=== Material for this task ===

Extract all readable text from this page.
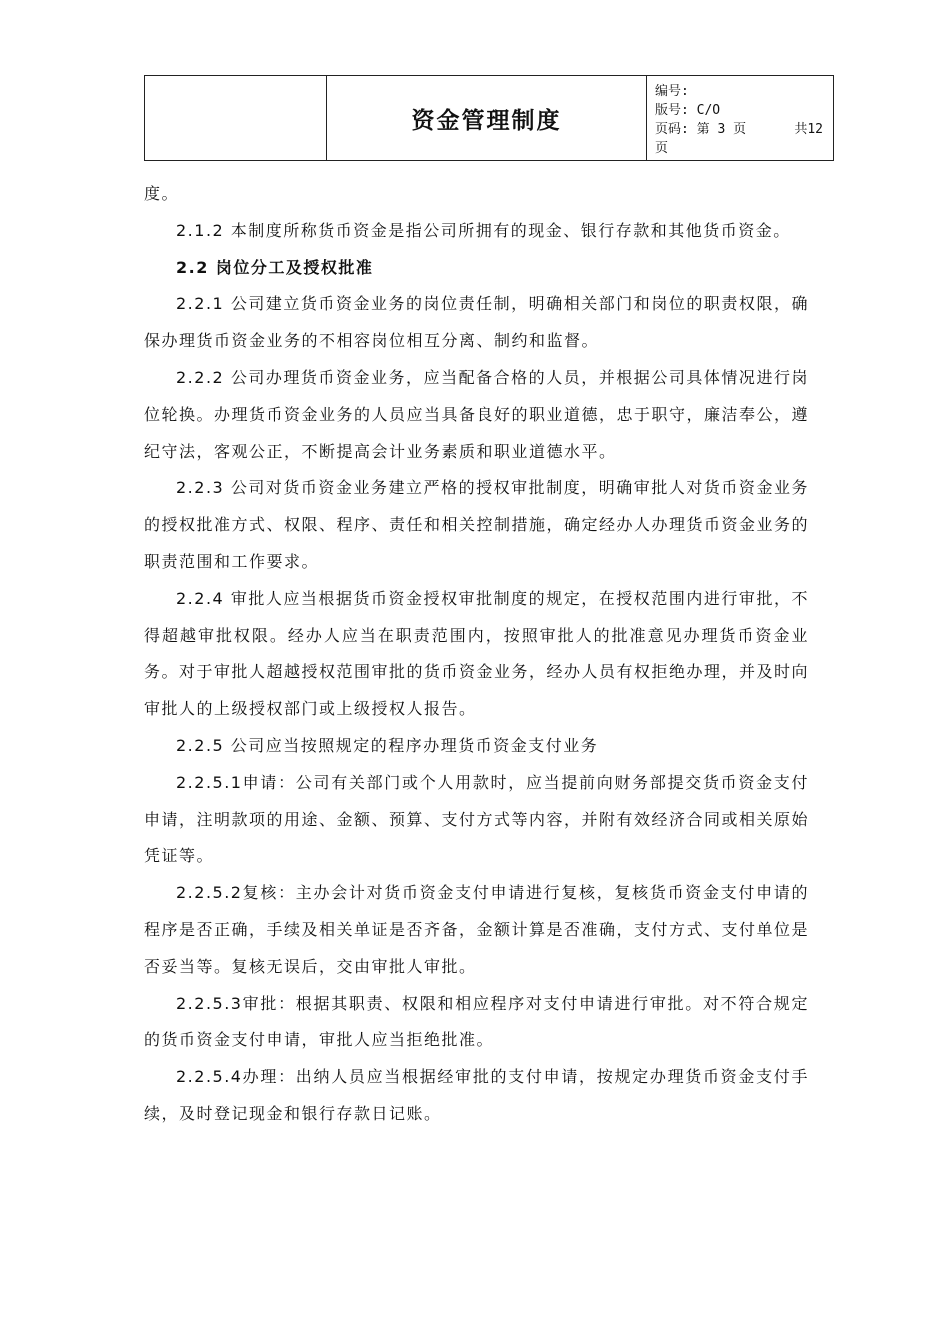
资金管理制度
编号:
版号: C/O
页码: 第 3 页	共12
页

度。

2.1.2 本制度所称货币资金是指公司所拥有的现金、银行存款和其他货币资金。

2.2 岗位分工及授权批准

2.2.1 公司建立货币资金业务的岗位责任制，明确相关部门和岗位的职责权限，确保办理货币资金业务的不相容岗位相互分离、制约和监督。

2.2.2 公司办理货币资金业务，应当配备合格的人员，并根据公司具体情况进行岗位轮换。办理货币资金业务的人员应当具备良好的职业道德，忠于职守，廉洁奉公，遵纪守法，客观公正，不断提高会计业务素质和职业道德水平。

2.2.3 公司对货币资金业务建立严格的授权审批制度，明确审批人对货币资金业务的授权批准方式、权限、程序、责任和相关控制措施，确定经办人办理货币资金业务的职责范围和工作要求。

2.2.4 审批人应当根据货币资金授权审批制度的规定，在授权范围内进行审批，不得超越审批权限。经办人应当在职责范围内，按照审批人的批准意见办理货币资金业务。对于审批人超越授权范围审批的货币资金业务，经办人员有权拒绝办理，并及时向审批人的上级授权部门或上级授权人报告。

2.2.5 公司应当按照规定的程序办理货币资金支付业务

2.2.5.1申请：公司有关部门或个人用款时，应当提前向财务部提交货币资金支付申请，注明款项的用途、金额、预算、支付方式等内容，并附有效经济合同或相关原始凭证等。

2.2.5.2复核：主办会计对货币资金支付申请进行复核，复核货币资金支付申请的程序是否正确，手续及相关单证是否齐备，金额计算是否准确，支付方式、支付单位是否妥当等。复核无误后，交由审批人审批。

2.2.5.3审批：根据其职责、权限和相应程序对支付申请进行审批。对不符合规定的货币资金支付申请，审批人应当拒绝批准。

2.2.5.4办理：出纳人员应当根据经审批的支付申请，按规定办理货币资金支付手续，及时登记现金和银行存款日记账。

===
=== Material for this task ===

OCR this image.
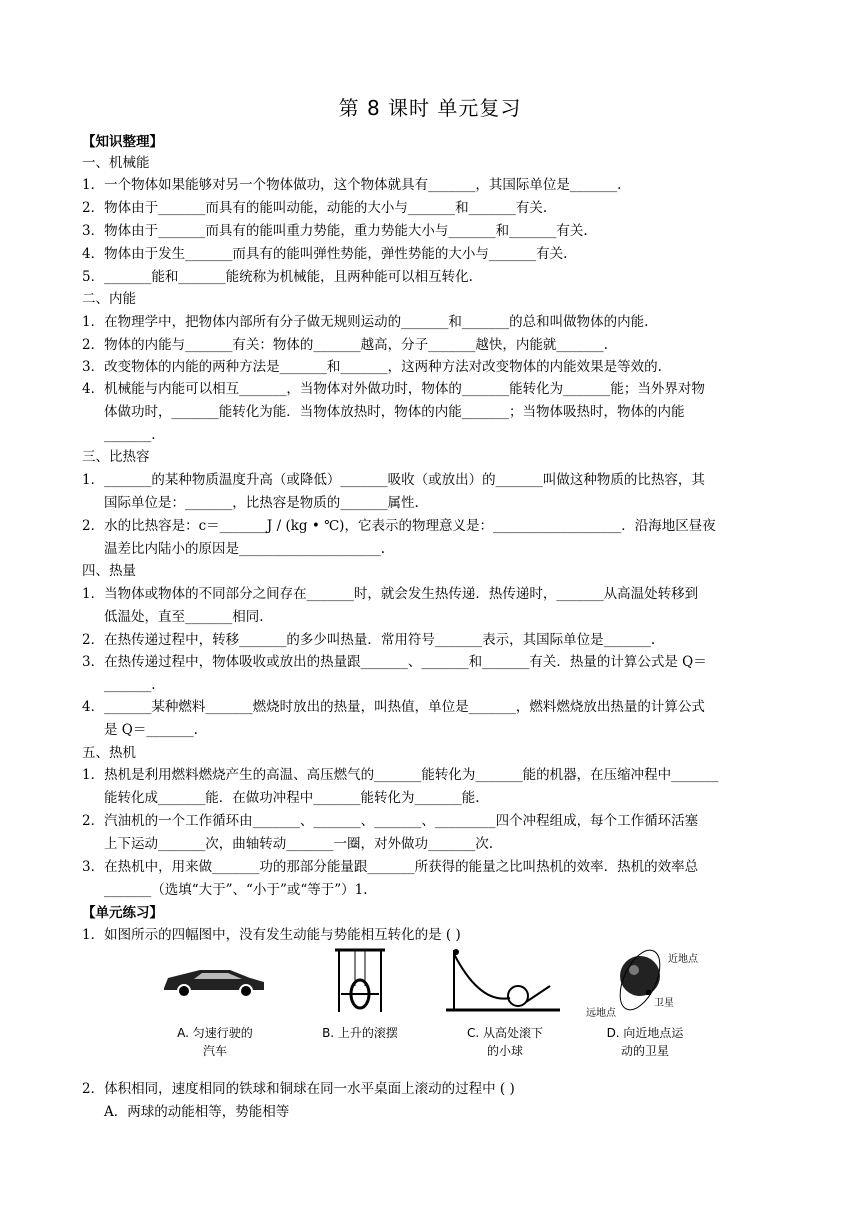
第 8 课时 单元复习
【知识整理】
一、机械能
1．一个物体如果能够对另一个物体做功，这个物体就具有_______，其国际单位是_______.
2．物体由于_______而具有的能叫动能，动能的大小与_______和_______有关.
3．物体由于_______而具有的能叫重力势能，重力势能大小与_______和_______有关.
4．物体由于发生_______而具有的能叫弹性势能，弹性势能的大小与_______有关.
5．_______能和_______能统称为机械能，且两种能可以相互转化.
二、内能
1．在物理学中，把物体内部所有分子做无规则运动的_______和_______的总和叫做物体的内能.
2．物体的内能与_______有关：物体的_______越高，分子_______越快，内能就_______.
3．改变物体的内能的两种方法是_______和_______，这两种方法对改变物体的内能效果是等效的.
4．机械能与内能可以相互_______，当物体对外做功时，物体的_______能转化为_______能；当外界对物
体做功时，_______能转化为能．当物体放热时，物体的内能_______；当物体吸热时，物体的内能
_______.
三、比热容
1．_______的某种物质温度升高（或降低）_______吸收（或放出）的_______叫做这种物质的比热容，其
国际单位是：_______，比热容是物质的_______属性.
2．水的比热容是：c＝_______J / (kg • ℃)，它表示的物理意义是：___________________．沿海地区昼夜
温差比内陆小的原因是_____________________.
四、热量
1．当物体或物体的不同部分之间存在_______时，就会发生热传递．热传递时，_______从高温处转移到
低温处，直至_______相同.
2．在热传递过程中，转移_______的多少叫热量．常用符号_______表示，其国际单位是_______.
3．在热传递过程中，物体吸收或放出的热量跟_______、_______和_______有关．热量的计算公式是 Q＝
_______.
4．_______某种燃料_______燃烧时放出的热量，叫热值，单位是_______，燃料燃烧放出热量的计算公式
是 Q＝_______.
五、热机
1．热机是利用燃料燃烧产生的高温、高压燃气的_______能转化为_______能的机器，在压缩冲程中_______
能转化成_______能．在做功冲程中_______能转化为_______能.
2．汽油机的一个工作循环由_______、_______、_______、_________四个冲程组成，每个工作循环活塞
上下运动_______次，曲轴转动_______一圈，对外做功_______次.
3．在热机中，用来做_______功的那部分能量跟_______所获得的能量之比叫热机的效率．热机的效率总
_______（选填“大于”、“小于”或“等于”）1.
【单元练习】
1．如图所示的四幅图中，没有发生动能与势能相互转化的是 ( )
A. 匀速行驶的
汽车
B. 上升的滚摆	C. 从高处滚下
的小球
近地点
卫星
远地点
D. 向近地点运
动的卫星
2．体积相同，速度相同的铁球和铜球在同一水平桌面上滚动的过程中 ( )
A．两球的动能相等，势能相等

===
=== Material for this task ===

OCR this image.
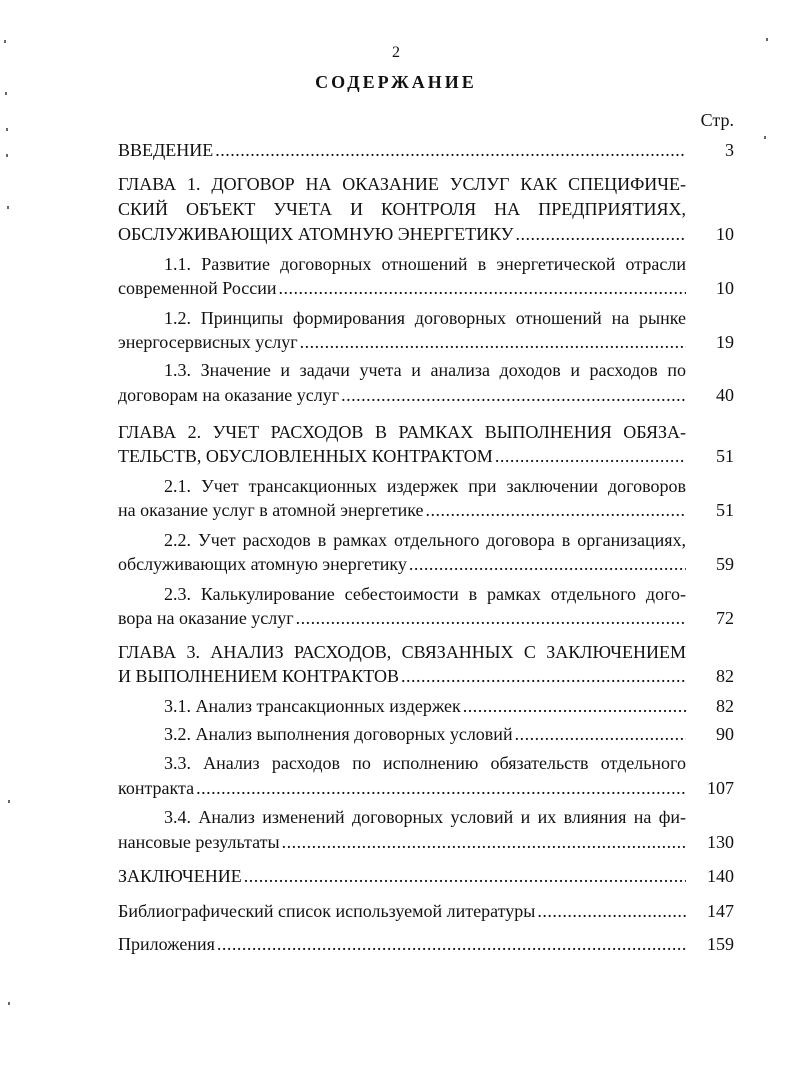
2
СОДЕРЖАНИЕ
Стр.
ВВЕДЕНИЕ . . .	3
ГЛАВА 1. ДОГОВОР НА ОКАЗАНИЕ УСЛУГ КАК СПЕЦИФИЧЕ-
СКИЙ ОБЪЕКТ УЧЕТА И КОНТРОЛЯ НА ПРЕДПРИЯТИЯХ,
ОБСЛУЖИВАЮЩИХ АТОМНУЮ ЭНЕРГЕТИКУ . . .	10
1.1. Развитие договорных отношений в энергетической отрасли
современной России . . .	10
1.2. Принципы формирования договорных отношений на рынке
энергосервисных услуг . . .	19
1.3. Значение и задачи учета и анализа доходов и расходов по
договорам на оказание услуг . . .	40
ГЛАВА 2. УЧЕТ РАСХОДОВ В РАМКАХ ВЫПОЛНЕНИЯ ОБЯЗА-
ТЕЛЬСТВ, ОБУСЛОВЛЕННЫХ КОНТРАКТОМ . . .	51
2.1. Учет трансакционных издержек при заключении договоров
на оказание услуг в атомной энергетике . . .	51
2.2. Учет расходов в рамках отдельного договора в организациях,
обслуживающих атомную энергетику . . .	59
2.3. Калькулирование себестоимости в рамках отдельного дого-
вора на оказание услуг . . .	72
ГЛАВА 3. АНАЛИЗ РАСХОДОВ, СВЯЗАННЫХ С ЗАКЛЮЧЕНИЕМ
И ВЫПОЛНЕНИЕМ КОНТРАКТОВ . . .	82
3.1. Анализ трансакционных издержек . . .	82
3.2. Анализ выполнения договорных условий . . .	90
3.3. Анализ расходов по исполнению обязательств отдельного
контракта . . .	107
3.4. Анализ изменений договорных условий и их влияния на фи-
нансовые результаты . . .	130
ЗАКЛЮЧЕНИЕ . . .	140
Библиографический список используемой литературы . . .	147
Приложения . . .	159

===

- _Task requirements_
Copy out every line that includes the word "издержек".

- _Result_
2.1. Учет трансакционных издержек при заключении договоров
3.1. Анализ трансакционных издержек . . .	82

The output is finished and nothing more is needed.